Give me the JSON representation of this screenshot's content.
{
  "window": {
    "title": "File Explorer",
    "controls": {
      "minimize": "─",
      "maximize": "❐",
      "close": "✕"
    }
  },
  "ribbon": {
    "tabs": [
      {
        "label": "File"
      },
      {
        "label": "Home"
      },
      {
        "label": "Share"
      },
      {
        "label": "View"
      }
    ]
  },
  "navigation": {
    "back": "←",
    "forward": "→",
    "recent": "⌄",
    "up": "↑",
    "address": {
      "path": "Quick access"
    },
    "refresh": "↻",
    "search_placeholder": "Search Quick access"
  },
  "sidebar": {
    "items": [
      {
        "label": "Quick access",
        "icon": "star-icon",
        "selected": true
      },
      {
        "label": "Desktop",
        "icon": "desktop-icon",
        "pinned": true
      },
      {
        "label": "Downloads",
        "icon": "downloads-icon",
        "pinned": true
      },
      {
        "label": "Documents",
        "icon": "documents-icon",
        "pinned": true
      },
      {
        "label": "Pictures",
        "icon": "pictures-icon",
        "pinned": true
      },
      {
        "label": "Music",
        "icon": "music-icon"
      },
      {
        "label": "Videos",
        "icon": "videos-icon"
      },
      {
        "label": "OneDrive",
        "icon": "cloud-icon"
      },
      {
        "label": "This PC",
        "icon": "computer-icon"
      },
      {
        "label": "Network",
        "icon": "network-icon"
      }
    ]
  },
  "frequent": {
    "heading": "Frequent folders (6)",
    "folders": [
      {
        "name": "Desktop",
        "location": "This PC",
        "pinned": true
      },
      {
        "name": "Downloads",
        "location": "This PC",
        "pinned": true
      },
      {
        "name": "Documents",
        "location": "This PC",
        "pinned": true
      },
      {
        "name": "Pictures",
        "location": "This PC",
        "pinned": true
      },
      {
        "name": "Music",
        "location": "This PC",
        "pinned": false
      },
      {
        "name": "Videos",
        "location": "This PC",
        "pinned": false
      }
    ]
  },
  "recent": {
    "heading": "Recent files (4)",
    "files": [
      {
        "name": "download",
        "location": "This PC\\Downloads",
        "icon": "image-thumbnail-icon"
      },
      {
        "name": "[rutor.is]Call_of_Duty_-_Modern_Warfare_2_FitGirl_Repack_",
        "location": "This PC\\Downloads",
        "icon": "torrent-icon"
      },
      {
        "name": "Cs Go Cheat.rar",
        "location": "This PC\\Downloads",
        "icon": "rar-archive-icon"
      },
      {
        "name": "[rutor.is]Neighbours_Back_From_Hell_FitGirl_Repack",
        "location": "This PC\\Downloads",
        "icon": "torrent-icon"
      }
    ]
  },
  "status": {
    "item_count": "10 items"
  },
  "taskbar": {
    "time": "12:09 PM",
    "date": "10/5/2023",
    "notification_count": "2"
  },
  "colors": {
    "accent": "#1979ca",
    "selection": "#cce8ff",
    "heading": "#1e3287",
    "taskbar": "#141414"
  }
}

□ □ □

Using the entries above, please restate each one word for word.

Give me the JSON representation of this screenshot's content.
{
  "window": {
    "title": "File Explorer",
    "controls": {
      "minimize": "─",
      "maximize": "❐",
      "close": "✕"
    }
  },
  "ribbon": {
    "tabs": [
      {
        "label": "File"
      },
      {
        "label": "Home"
      },
      {
        "label": "Share"
      },
      {
        "label": "View"
      }
    ]
  },
  "navigation": {
    "back": "←",
    "forward": "→",
    "recent": "⌄",
    "up": "↑",
    "address": {
      "path": "Quick access"
    },
    "refresh": "↻",
    "search_placeholder": "Search Quick access"
  },
  "sidebar": {
    "items": [
      {
        "label": "Quick access",
        "icon": "star-icon",
        "selected": true
      },
      {
        "label": "Desktop",
        "icon": "desktop-icon",
        "pinned": true
      },
      {
        "label": "Downloads",
        "icon": "downloads-icon",
        "pinned": true
      },
      {
        "label": "Documents",
        "icon": "documents-icon",
        "pinned": true
      },
      {
        "label": "Pictures",
        "icon": "pictures-icon",
        "pinned": true
      },
      {
        "label": "Music",
        "icon": "music-icon"
      },
      {
        "label": "Videos",
        "icon": "videos-icon"
      },
      {
        "label": "OneDrive",
        "icon": "cloud-icon"
      },
      {
        "label": "This PC",
        "icon": "computer-icon"
      },
      {
        "label": "Network",
        "icon": "network-icon"
      }
    ]
  },
  "frequent": {
    "heading": "Frequent folders (6)",
    "folders": [
      {
        "name": "Desktop",
        "location": "This PC",
        "pinned": true
      },
      {
        "name": "Downloads",
        "location": "This PC",
        "pinned": true
      },
      {
        "name": "Documents",
        "location": "This PC",
        "pinned": true
      },
      {
        "name": "Pictures",
        "location": "This PC",
        "pinned": true
      },
      {
        "name": "Music",
        "location": "This PC",
        "pinned": false
      },
      {
        "name": "Videos",
        "location": "This PC",
        "pinned": false
      }
    ]
  },
  "recent": {
    "heading": "Recent files (4)",
    "files": [
      {
        "name": "download",
        "location": "This PC\\Downloads",
        "icon": "image-thumbnail-icon"
      },
      {
        "name": "[rutor.is]Call_of_Duty_-_Modern_Warfare_2_FitGirl_Repack_",
        "location": "This PC\\Downloads",
        "icon": "torrent-icon"
      },
      {
        "name": "Cs Go Cheat.rar",
        "location": "This PC\\Downloads",
        "icon": "rar-archive-icon"
      },
      {
        "name": "[rutor.is]Neighbours_Back_From_Hell_FitGirl_Repack",
        "location": "This PC\\Downloads",
        "icon": "torrent-icon"
      }
    ]
  },
  "status": {
    "item_count": "10 items"
  },
  "taskbar": {
    "time": "12:09 PM",
    "date": "10/5/2023",
    "notification_count": "2"
  },
  "colors": {
    "accent": "#1979ca",
    "selection": "#cce8ff",
    "heading": "#1e3287",
    "taskbar": "#141414"
  }
}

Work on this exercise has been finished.